Written exercise —
Output all lines exactly.
#### Data for processing
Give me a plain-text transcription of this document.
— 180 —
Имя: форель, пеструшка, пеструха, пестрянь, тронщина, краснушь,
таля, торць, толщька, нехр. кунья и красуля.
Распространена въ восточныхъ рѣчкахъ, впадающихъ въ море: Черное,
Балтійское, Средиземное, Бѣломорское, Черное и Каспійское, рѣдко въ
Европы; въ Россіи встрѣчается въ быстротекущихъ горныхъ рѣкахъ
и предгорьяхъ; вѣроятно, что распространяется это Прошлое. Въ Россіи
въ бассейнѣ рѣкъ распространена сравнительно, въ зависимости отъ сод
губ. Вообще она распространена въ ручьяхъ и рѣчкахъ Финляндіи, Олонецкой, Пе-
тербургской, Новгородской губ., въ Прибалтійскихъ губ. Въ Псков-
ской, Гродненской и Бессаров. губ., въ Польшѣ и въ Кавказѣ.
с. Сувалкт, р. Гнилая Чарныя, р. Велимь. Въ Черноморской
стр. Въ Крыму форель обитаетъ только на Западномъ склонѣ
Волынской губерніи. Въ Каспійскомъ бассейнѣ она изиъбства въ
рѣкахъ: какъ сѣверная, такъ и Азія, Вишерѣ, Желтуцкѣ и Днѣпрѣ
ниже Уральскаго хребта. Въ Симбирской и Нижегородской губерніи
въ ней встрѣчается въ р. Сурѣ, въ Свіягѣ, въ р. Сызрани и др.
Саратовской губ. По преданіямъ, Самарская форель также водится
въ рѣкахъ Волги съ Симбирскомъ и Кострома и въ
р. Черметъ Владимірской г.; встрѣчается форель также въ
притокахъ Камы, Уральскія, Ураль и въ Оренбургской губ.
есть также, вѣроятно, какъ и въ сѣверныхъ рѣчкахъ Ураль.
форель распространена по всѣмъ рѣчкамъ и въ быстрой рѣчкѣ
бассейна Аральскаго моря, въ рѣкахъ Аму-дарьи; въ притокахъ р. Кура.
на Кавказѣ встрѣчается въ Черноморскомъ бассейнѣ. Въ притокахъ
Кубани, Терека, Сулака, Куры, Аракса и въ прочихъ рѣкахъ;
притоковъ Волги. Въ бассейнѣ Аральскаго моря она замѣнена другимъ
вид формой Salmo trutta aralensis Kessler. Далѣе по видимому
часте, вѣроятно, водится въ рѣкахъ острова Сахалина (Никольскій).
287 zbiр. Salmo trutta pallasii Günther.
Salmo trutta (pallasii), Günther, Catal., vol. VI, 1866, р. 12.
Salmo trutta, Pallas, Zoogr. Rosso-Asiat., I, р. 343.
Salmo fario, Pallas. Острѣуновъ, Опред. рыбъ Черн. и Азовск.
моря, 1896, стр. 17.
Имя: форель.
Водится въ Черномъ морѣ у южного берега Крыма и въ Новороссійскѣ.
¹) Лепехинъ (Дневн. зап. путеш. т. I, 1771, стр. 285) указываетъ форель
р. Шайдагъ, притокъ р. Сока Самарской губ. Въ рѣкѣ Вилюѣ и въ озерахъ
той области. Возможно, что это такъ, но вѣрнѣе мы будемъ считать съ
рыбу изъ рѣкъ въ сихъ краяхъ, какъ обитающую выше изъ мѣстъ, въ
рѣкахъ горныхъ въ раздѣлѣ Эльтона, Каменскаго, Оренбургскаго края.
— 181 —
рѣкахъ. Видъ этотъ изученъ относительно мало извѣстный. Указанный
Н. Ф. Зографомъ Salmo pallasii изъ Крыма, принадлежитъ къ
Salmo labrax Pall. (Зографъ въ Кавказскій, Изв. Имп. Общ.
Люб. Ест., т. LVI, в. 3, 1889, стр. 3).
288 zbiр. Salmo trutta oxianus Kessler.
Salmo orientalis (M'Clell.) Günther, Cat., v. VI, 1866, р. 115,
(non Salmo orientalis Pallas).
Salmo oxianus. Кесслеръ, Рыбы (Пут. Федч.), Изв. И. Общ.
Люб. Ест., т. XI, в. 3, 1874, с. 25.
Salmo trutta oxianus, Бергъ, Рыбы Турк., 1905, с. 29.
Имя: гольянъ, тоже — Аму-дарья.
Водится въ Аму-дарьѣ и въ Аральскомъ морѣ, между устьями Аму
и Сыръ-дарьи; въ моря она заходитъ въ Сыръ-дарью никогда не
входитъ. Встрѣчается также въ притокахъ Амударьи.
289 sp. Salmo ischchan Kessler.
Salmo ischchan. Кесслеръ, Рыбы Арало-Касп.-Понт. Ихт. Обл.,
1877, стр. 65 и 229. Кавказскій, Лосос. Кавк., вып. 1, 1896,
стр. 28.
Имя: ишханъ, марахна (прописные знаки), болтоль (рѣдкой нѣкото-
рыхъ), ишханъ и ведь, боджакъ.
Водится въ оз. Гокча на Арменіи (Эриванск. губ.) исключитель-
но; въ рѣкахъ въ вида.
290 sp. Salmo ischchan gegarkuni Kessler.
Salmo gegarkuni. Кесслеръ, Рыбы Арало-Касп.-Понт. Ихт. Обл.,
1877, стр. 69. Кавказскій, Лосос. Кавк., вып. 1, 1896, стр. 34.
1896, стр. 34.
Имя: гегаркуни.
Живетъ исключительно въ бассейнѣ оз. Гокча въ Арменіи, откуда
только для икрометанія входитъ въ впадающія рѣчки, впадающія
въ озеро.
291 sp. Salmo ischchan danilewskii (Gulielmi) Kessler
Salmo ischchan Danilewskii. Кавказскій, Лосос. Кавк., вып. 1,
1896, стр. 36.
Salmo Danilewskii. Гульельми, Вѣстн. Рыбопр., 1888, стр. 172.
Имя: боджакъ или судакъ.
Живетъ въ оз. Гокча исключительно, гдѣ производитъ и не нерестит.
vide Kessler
########
Task result —
Give me a plain-text transcription of this document.
— 180 —
Имя: форель, пеструшка, пеструха, пестрянь, тронщина, краснушь,
таля, торць, толщька, нехр. кунья и красуля.
Распространена въ восточныхъ рѣчкахъ, впадающихъ въ море: Черное,
Балтійское, Средиземное, Бѣломорское, Черное и Каспійское, рѣдко въ
Европы; въ Россіи встрѣчается въ быстротекущихъ горныхъ рѣкахъ
и предгорьяхъ; вѣроятно, что распространяется это Прошлое. Въ Россіи
въ бассейнѣ рѣкъ распространена сравнительно, въ зависимости отъ сод
губ. Вообще она распространена въ ручьяхъ и рѣчкахъ Финляндіи, Олонецкой, Пе-
тербургской, Новгородской губ., въ Прибалтійскихъ губ. Въ Псков-
ской, Гродненской и Бессаров. губ., въ Польшѣ и въ Кавказѣ.
с. Сувалкт, р. Гнилая Чарныя, р. Велимь. Въ Черноморской
стр. Въ Крыму форель обитаетъ только на Западномъ склонѣ
Волынской губерніи. Въ Каспійскомъ бассейнѣ она изиъбства въ
рѣкахъ: какъ сѣверная, такъ и Азія, Вишерѣ, Желтуцкѣ и Днѣпрѣ
ниже Уральскаго хребта. Въ Симбирской и Нижегородской губерніи
въ ней встрѣчается въ р. Сурѣ, въ Свіягѣ, въ р. Сызрани и др.
Саратовской губ. По преданіямъ, Самарская форель также водится
въ рѣкахъ Волги съ Симбирскомъ и Кострома и въ
р. Черметъ Владимірской г.; встрѣчается форель также въ
притокахъ Камы, Уральскія, Ураль и въ Оренбургской губ.
есть также, вѣроятно, какъ и въ сѣверныхъ рѣчкахъ Ураль.
форель распространена по всѣмъ рѣчкамъ и въ быстрой рѣчкѣ
бассейна Аральскаго моря, въ рѣкахъ Аму-дарьи; въ притокахъ р. Кура.
на Кавказѣ встрѣчается въ Черноморскомъ бассейнѣ. Въ притокахъ
Кубани, Терека, Сулака, Куры, Аракса и въ прочихъ рѣкахъ;
притоковъ Волги. Въ бассейнѣ Аральскаго моря она замѣнена другимъ
вид формой Salmo trutta aralensis Kessler. Далѣе по видимому
часте, вѣроятно, водится въ рѣкахъ острова Сахалина (Никольскій).
287 zbiр. Salmo trutta pallasii Günther.
Salmo trutta (pallasii), Günther, Catal., vol. VI, 1866, р. 12.
Salmo trutta, Pallas, Zoogr. Rosso-Asiat., I, р. 343.
Salmo fario, Pallas. Острѣуновъ, Опред. рыбъ Черн. и Азовск.
моря, 1896, стр. 17.
Имя: форель.
Водится въ Черномъ морѣ у южного берега Крыма и въ Новороссійскѣ.
¹) Лепехинъ (Дневн. зап. путеш. т. I, 1771, стр. 285) указываетъ форель
р. Шайдагъ, притокъ р. Сока Самарской губ. Въ рѣкѣ Вилюѣ и въ озерахъ
той области. Возможно, что это такъ, но вѣрнѣе мы будемъ считать съ
рыбу изъ рѣкъ въ сихъ краяхъ, какъ обитающую выше изъ мѣстъ, въ
рѣкахъ горныхъ въ раздѣлѣ Эльтона, Каменскаго, Оренбургскаго края.
— 181 —
рѣкахъ. Видъ этотъ изученъ относительно мало извѣстный. Указанный
Н. Ф. Зографомъ Salmo pallasii изъ Крыма, принадлежитъ къ
Salmo labrax Pall. (Зографъ въ Кавказскій, Изв. Имп. Общ.
Люб. Ест., т. LVI, в. 3, 1889, стр. 3).
288 zbiр. Salmo trutta oxianus Kessler.
Salmo orientalis (M'Clell.) Günther, Cat., v. VI, 1866, р. 115,
(non Salmo orientalis Pallas).
Salmo oxianus. Кесслеръ, Рыбы (Пут. Федч.), Изв. И. Общ.
Люб. Ест., т. XI, в. 3, 1874, с. 25.
Salmo trutta oxianus, Бергъ, Рыбы Турк., 1905, с. 29.
Имя: гольянъ, тоже — Аму-дарья.
Водится въ Аму-дарьѣ и въ Аральскомъ морѣ, между устьями Аму
и Сыръ-дарьи; въ моря она заходитъ въ Сыръ-дарью никогда не
входитъ. Встрѣчается также въ притокахъ Амударьи.
289 sp. Salmo ischchan Kessler.
Salmo ischchan. Кесслеръ, Рыбы Арало-Касп.-Понт. Ихт. Обл.,
1877, стр. 65 и 229. Кавказскій, Лосос. Кавк., вып. 1, 1896,
стр. 28.
Имя: ишханъ, марахна (прописные знаки), болтоль (рѣдкой нѣкото-
рыхъ), ишханъ и ведь, боджакъ.
Водится въ оз. Гокча на Арменіи (Эриванск. губ.) исключитель-
но; въ рѣкахъ въ вида.
290 sp. Salmo ischchan gegarkuni Kessler.
Salmo gegarkuni. Кесслеръ, Рыбы Арало-Касп.-Понт. Ихт. Обл.,
1877, стр. 69. Кавказскій, Лосос. Кавк., вып. 1, 1896, стр. 34.
1896, стр. 34.
Имя: гегаркуни.
Живетъ исключительно въ бассейнѣ оз. Гокча въ Арменіи, откуда
только для икрометанія входитъ въ впадающія рѣчки, впадающія
въ озеро.
291 sp. Salmo ischchan danilewskii (Gulielmi) Kessler
Salmo ischchan Danilewskii. Кавказскій, Лосос. Кавк., вып. 1,
1896, стр. 36.
Salmo Danilewskii. Гульельми, Вѣстн. Рыбопр., 1888, стр. 172.
Имя: боджакъ или судакъ.
Живетъ въ оз. Гокча исключительно, гдѣ производитъ и не нерестит.
vide Kessler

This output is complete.